Collected data
.....
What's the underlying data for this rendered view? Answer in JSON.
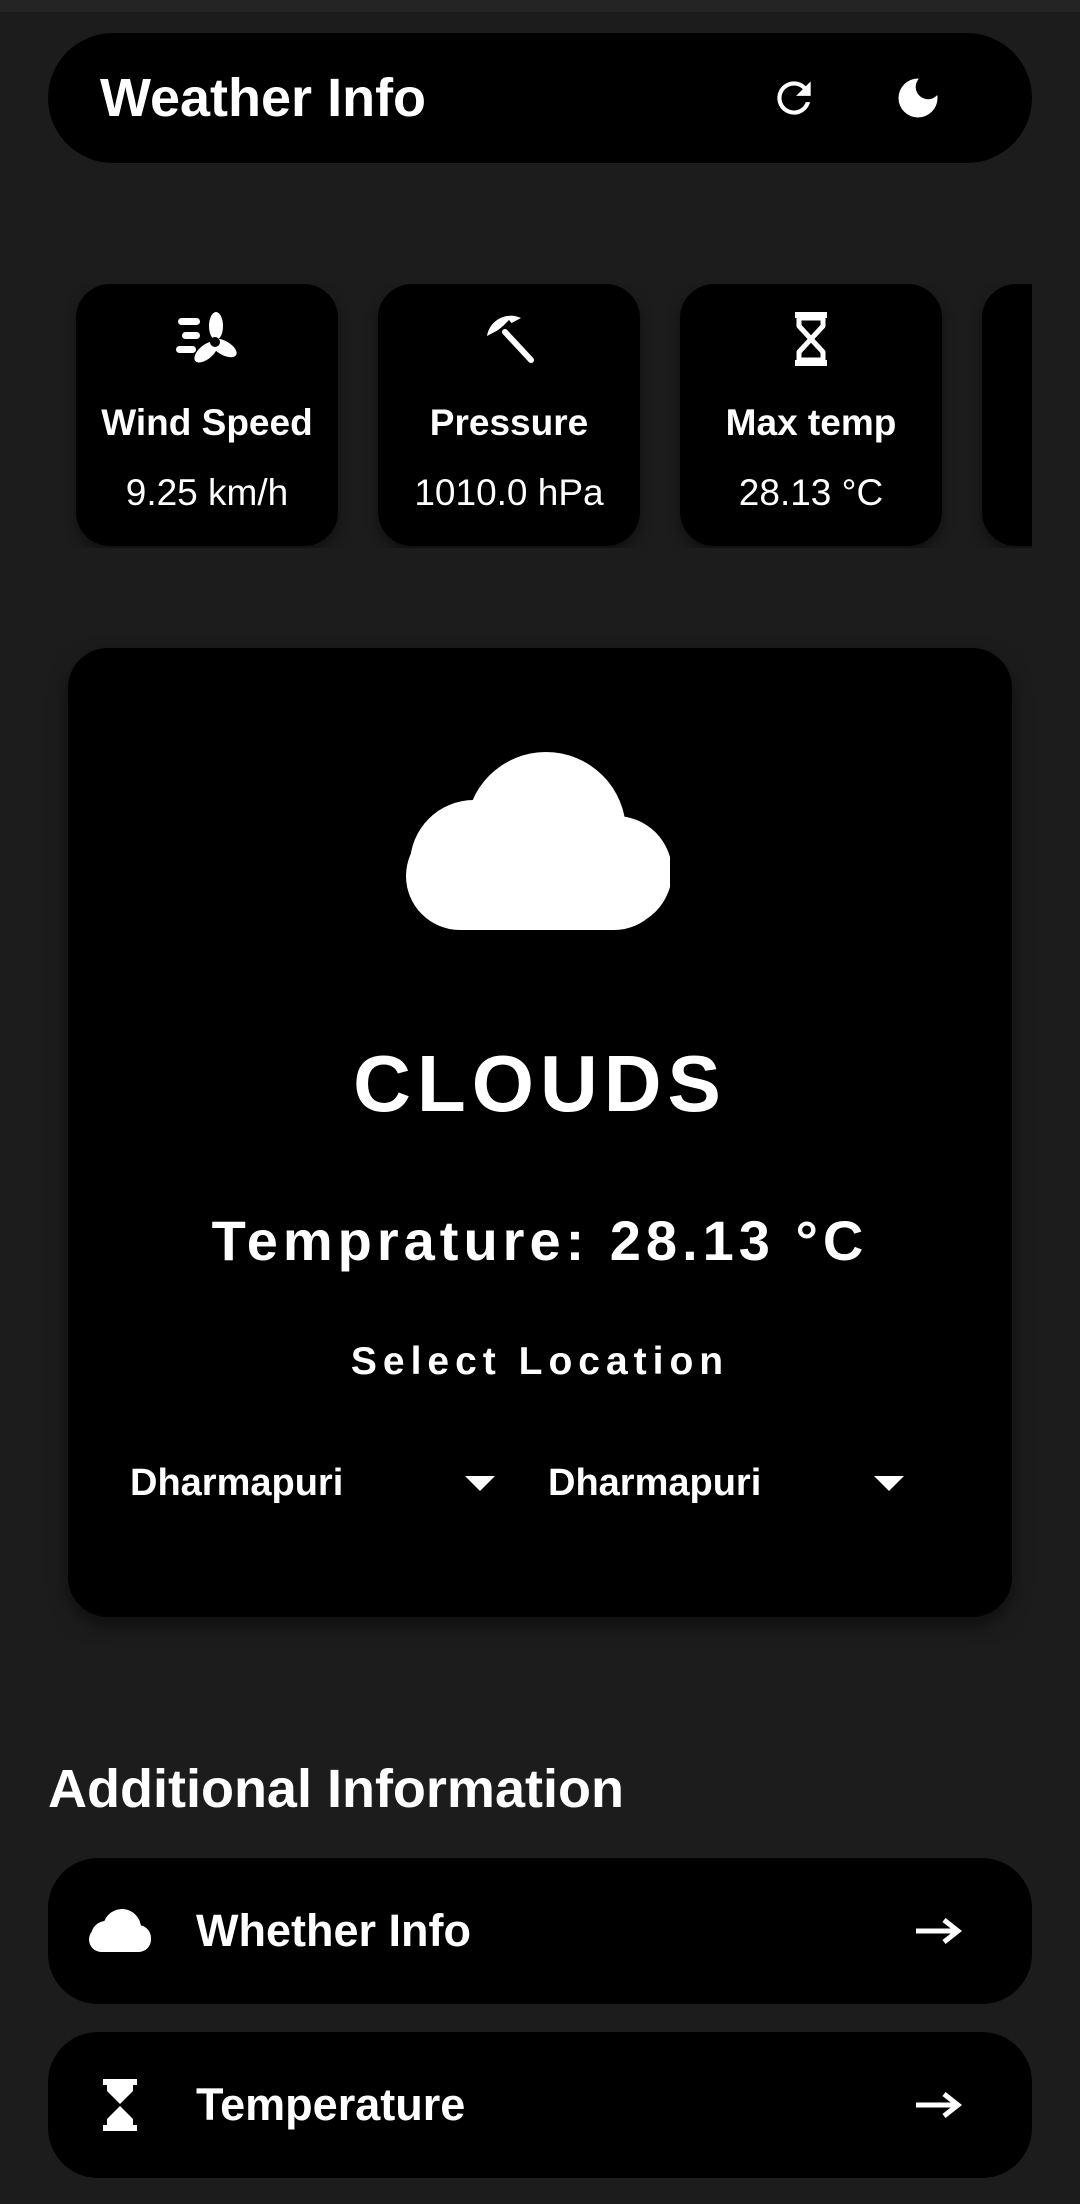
{
  "app": {
    "title": "Weather Info",
    "refresh_icon": "refresh-icon",
    "theme_icon": "dark-mode-moon-icon"
  },
  "metrics": [
    {
      "label": "Wind Speed",
      "value": "9.25 km/h",
      "icon": "wind-fan-icon"
    },
    {
      "label": "Pressure",
      "value": "1010.0 hPa",
      "icon": "umbrella-beach-icon"
    },
    {
      "label": "Max temp",
      "value": "28.13 °C",
      "icon": "hourglass-icon"
    }
  ],
  "weather": {
    "icon": "cloud-icon",
    "condition": "CLOUDS",
    "temperature": "Temprature: 28.13 °C",
    "select_label": "Select Location",
    "dropdowns": [
      {
        "value": "Dharmapuri"
      },
      {
        "value": "Dharmapuri"
      }
    ]
  },
  "additional": {
    "heading": "Additional Information",
    "items": [
      {
        "label": "Whether Info",
        "icon": "cloud-icon"
      },
      {
        "label": "Temperature",
        "icon": "hourglass-icon"
      }
    ]
  },
  "colors": {
    "background": "#1c1c1c",
    "surface": "#000000",
    "text": "#ffffff"
  }
}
.....
Give the number of lines in the entries that include the string "hourglass", and nothing more.

2